Stored data entries
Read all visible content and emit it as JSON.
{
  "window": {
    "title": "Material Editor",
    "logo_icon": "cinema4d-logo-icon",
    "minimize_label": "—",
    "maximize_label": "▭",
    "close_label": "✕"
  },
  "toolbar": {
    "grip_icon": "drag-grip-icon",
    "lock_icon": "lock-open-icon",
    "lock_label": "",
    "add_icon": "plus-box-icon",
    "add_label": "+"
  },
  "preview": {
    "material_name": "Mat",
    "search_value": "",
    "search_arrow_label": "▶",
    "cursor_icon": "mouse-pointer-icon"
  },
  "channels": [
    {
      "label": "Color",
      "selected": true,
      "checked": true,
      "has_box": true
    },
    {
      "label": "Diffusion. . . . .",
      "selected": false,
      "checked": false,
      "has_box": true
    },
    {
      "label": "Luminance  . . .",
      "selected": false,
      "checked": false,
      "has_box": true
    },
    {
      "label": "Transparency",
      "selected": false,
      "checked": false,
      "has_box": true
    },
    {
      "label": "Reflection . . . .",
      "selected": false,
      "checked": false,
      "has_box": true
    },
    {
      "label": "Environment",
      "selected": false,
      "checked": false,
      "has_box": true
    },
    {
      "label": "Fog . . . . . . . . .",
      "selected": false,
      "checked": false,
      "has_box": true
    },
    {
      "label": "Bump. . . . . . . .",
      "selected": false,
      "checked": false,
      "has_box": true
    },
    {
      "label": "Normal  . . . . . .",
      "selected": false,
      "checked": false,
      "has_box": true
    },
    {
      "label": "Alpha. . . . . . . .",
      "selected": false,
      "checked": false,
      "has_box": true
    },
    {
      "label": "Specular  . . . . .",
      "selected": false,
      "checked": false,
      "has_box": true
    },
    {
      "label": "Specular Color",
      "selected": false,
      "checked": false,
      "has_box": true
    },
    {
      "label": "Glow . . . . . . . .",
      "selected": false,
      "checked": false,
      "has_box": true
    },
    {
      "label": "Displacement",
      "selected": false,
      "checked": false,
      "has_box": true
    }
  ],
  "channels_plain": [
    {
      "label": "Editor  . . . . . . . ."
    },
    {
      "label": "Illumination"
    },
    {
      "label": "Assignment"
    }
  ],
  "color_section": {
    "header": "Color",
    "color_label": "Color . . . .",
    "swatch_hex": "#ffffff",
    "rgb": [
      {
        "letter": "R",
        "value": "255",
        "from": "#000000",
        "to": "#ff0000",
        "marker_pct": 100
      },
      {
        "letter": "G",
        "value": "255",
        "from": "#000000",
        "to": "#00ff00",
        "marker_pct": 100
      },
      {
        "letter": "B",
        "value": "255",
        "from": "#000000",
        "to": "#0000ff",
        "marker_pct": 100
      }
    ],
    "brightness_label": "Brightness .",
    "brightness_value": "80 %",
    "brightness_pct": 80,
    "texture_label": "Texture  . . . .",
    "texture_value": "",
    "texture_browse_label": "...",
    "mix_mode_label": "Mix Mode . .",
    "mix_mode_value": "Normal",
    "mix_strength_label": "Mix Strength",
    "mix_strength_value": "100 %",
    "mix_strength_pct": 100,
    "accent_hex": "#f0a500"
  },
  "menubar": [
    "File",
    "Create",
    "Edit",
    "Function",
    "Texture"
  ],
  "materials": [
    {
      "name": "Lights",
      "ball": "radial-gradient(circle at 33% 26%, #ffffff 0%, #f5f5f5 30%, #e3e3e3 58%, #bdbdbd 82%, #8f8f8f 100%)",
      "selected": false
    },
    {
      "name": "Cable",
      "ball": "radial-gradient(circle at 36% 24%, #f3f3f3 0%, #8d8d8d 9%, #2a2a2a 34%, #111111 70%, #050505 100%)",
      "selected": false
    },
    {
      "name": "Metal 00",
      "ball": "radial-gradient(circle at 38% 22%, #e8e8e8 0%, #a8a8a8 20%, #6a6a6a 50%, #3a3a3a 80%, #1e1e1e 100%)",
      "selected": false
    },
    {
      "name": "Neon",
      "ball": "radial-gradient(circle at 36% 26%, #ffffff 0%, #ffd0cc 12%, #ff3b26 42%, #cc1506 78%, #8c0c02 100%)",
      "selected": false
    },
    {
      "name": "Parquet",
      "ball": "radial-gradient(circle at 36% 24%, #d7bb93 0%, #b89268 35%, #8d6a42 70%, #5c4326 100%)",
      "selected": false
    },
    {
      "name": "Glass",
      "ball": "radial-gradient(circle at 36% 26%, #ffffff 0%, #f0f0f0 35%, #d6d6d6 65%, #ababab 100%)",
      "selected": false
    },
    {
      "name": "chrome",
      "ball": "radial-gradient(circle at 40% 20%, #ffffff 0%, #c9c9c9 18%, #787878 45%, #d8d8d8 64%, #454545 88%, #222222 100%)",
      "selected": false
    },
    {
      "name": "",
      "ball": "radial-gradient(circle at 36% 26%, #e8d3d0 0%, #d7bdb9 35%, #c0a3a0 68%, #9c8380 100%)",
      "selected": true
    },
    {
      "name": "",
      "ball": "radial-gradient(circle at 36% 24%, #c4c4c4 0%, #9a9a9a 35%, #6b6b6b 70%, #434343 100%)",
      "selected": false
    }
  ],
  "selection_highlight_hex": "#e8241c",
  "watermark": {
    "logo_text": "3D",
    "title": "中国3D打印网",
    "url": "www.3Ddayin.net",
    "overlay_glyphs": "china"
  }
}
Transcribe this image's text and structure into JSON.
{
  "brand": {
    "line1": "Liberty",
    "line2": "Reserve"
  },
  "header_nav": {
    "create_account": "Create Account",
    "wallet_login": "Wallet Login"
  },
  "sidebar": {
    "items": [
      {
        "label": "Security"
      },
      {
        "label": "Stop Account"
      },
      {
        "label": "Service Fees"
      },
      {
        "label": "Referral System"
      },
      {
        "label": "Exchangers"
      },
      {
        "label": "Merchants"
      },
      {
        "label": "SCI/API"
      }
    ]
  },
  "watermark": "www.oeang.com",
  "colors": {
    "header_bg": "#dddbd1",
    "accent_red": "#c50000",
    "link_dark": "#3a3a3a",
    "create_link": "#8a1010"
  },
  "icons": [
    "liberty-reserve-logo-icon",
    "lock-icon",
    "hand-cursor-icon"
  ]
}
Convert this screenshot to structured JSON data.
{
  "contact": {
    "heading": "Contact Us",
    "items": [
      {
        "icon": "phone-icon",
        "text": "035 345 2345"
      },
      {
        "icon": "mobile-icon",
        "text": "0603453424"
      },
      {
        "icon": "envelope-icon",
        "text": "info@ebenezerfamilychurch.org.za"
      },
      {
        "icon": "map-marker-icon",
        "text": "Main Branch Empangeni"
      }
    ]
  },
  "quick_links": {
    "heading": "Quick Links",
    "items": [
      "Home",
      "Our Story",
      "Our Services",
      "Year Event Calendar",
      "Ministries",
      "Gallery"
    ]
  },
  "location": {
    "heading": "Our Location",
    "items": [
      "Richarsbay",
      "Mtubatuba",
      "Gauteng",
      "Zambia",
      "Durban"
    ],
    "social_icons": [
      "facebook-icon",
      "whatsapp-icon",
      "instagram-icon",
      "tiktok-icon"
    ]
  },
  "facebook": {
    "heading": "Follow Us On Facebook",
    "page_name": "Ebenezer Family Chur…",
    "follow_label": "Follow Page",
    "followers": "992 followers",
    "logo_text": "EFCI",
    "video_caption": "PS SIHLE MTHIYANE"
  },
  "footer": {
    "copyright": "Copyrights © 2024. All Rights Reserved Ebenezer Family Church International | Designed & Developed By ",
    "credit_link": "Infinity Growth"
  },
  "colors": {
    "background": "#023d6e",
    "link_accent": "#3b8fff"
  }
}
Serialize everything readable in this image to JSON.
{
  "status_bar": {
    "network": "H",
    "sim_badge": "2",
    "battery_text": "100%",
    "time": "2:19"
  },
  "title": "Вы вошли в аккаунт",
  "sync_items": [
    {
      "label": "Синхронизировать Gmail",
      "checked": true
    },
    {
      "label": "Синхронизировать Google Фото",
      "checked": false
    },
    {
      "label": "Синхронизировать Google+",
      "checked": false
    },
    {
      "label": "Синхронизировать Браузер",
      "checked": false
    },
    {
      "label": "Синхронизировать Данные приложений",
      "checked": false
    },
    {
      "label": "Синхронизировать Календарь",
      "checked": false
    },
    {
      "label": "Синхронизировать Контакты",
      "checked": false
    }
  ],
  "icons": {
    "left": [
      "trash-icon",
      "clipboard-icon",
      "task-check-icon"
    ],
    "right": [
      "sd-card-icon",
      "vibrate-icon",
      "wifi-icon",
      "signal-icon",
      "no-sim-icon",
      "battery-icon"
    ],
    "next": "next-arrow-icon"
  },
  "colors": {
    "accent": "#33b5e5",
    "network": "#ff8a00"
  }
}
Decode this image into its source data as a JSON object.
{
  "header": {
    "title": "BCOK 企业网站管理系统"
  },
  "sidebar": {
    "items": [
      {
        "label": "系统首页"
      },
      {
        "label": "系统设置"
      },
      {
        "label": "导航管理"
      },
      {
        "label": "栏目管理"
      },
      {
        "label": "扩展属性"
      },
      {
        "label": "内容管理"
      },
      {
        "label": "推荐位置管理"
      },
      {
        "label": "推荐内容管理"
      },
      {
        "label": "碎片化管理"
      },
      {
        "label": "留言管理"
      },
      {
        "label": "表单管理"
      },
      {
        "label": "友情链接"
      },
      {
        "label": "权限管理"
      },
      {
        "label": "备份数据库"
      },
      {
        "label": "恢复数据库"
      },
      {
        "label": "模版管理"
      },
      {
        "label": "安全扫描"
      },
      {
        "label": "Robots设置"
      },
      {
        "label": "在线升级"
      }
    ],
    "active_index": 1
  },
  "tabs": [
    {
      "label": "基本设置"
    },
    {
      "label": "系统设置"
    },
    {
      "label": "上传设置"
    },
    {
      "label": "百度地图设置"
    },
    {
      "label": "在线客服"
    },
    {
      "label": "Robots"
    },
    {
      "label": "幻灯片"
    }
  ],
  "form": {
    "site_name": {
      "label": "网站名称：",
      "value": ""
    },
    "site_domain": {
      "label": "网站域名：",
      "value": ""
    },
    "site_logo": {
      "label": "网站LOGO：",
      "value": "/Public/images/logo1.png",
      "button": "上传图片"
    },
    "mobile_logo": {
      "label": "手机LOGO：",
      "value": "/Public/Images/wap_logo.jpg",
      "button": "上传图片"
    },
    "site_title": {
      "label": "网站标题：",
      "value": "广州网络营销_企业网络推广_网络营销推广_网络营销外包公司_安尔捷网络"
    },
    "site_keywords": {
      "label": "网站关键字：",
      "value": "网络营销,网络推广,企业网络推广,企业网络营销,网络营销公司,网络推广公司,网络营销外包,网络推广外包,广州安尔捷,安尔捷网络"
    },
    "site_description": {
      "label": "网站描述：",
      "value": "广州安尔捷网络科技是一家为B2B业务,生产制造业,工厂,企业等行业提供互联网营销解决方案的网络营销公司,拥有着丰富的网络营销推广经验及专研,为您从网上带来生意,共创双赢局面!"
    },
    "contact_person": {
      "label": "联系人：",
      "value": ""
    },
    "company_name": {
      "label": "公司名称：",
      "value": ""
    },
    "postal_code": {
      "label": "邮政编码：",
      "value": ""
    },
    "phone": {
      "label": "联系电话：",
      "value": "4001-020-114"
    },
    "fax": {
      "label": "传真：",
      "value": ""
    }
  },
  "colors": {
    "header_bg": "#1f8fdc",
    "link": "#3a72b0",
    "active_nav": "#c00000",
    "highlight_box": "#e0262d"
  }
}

**What to produce**
Copy every line above that includes the string "this".

**Correct result**
Transcribe this image's text and structure into JSON.
Convert this screenshot to structured JSON data.
Serialize everything readable in this image to JSON.
Decode this image into its source data as a JSON object.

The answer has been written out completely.